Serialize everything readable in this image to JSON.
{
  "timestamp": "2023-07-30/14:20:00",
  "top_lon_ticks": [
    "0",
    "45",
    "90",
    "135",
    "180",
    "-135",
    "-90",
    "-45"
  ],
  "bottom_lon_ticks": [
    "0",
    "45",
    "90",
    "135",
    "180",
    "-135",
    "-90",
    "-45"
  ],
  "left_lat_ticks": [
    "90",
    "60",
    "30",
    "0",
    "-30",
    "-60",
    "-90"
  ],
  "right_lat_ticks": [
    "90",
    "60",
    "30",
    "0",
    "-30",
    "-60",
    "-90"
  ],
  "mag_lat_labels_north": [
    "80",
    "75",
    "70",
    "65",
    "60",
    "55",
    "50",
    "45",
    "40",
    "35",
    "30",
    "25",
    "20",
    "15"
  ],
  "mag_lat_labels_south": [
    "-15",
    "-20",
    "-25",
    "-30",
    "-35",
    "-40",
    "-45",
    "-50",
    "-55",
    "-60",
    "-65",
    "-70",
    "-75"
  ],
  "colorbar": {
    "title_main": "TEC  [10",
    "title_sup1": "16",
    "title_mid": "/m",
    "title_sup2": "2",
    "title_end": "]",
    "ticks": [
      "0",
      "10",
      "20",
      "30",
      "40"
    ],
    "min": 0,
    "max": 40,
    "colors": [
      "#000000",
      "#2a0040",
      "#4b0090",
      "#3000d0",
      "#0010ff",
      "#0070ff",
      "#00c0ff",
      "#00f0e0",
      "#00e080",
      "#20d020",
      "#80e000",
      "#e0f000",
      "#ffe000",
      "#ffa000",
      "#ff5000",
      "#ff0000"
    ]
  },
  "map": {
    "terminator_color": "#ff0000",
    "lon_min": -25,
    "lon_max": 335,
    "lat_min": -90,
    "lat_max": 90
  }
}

WHAT IS NEEDED ->
Write out every entry again, keeping each line exactly the same.

RESULT OF THE EXERCISE ->
Serialize everything readable in this image to JSON.
{
  "timestamp": "2023-07-30/14:20:00",
  "top_lon_ticks": [
    "0",
    "45",
    "90",
    "135",
    "180",
    "-135",
    "-90",
    "-45"
  ],
  "bottom_lon_ticks": [
    "0",
    "45",
    "90",
    "135",
    "180",
    "-135",
    "-90",
    "-45"
  ],
  "left_lat_ticks": [
    "90",
    "60",
    "30",
    "0",
    "-30",
    "-60",
    "-90"
  ],
  "right_lat_ticks": [
    "90",
    "60",
    "30",
    "0",
    "-30",
    "-60",
    "-90"
  ],
  "mag_lat_labels_north": [
    "80",
    "75",
    "70",
    "65",
    "60",
    "55",
    "50",
    "45",
    "40",
    "35",
    "30",
    "25",
    "20",
    "15"
  ],
  "mag_lat_labels_south": [
    "-15",
    "-20",
    "-25",
    "-30",
    "-35",
    "-40",
    "-45",
    "-50",
    "-55",
    "-60",
    "-65",
    "-70",
    "-75"
  ],
  "colorbar": {
    "title_main": "TEC  [10",
    "title_sup1": "16",
    "title_mid": "/m",
    "title_sup2": "2",
    "title_end": "]",
    "ticks": [
      "0",
      "10",
      "20",
      "30",
      "40"
    ],
    "min": 0,
    "max": 40,
    "colors": [
      "#000000",
      "#2a0040",
      "#4b0090",
      "#3000d0",
      "#0010ff",
      "#0070ff",
      "#00c0ff",
      "#00f0e0",
      "#00e080",
      "#20d020",
      "#80e000",
      "#e0f000",
      "#ffe000",
      "#ffa000",
      "#ff5000",
      "#ff0000"
    ]
  },
  "map": {
    "terminator_color": "#ff0000",
    "lon_min": -25,
    "lon_max": 335,
    "lat_min": -90,
    "lat_max": 90
  }
}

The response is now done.